Heidi Allen, the Conservative MP who used her maiden speech in the Commons to damn the cuts and is a member of the committee, tells HuffPost UK: “We talk about being a 'One Nation' party, that we are here for everyone, but it doesn't feel like that to those hit by this.”

As it happens, two former Prime Ministers are on newspaper front pages today on the issue of poverty pay. Gordon Brown is splashed by the Mirror (he’s written them and the Guardian a piece) as he attacks Osborne’s “most insidious myth, increasingly pervasive, that the poor are workshy”. And Sir John Major makes the Telegraph splash for a speech attacking the ‘shocking’ inequality in Britain today. But No.10’s favourite kite-flyer (he floated EU emergency brakes last year only for it to be shot down) is not being critical of the PM, adding ‘idlers and scroungers exist’. He wants charities and the private sector to help. Wasn’t that the Big Society?


Not since Michael Fagan has so much attention focused on one man’s appearance before the Queen. Yes, today Jeremy Corbyn will attend his very first Privy Council meeting with Her Maj. Will he kneel? Will he kiss her hand? Former Cabinet ministers tell me he will have to do both in some form - there’s a stool to kneel on and you ‘brush her hand with your lips’ (I’m not making this up).

## [The task]
In the news briefing, which newspaper carries Sir John Major's speech on inequality as its splash?

## [Data extracts]
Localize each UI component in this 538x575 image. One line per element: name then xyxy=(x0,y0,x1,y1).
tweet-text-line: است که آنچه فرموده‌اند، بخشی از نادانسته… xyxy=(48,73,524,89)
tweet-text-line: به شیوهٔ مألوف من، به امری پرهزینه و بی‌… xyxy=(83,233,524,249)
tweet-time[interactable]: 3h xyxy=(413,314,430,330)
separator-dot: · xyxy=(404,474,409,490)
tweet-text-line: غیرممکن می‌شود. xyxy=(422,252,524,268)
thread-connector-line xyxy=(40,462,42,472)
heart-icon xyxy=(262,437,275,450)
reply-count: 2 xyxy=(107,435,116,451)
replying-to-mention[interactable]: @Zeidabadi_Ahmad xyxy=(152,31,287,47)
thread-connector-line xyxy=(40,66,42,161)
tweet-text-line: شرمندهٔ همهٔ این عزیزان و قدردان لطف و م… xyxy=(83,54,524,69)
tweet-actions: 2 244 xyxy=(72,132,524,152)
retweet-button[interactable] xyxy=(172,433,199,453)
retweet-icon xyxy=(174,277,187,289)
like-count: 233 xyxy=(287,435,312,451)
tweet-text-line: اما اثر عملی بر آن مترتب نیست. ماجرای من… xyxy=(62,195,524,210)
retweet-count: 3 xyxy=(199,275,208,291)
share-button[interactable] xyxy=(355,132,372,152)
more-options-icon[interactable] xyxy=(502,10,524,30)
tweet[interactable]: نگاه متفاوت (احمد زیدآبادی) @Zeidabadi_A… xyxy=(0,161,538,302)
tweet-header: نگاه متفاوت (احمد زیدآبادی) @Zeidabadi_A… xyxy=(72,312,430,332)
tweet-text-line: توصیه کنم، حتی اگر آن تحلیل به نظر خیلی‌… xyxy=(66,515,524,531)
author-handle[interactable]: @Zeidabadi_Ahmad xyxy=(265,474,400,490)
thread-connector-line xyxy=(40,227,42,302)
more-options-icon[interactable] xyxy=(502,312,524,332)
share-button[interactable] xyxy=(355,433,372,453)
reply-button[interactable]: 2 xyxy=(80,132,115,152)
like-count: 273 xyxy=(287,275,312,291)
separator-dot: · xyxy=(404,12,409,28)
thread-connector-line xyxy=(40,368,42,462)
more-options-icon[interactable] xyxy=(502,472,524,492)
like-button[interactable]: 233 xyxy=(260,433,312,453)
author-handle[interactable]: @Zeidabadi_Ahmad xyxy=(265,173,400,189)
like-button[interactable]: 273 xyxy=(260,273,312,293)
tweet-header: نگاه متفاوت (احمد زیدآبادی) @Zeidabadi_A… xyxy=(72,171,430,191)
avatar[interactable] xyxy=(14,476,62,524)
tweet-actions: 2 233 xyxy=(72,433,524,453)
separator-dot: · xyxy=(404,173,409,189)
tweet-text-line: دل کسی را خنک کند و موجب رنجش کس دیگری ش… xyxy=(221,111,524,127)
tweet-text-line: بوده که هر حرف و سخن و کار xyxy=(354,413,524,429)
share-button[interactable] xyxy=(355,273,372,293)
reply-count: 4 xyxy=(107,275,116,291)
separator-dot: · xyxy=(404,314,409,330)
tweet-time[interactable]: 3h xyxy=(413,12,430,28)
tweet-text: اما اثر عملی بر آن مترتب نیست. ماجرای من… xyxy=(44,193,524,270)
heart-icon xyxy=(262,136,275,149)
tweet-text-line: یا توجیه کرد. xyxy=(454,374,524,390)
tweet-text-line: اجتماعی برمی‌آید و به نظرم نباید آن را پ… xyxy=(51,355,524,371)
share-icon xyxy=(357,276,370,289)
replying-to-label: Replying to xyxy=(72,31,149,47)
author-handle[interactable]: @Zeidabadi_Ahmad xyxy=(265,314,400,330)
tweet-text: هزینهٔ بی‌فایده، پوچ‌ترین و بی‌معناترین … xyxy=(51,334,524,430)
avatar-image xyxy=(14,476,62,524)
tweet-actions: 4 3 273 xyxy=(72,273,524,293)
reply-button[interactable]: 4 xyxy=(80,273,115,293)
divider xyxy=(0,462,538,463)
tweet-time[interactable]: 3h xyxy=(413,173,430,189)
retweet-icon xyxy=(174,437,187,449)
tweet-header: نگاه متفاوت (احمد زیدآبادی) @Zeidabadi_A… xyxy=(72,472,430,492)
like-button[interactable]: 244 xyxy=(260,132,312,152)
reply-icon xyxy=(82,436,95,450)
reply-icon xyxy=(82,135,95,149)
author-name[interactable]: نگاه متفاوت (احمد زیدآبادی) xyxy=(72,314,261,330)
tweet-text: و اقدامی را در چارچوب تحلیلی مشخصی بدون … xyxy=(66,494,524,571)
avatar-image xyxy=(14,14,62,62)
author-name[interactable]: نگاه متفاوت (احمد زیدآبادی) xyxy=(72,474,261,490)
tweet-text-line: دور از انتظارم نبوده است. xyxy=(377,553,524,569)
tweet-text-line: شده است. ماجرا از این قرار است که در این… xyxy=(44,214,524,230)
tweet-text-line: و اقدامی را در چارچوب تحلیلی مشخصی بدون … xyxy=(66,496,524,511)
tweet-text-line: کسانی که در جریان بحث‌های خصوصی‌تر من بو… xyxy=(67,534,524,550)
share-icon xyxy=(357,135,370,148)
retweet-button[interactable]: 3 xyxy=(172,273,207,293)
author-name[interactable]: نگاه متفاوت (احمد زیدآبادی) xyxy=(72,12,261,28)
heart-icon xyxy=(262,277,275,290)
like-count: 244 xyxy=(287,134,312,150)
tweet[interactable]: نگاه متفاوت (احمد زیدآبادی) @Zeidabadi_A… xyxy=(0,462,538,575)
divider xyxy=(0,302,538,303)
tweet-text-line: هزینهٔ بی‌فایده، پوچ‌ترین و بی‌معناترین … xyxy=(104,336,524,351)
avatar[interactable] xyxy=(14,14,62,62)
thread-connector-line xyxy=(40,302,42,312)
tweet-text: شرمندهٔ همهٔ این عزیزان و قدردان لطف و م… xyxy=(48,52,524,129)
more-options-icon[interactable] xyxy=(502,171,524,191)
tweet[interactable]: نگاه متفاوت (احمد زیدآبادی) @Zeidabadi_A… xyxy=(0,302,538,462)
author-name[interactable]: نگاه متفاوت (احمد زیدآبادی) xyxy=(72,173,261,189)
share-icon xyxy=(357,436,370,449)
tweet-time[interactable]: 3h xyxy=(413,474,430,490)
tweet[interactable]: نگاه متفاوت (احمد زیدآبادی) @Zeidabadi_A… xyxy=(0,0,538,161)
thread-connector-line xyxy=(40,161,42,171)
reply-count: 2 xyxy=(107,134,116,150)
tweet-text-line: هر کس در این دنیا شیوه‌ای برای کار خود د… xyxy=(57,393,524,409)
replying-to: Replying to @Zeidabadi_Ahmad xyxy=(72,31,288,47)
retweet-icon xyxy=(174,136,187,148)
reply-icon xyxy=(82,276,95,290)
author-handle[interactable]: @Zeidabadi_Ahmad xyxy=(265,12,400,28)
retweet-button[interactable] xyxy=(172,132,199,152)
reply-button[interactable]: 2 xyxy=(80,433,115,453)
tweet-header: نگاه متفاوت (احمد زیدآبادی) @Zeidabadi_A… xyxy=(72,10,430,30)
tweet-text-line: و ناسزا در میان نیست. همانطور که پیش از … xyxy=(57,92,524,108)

## [Result of this task]
The Telegraph.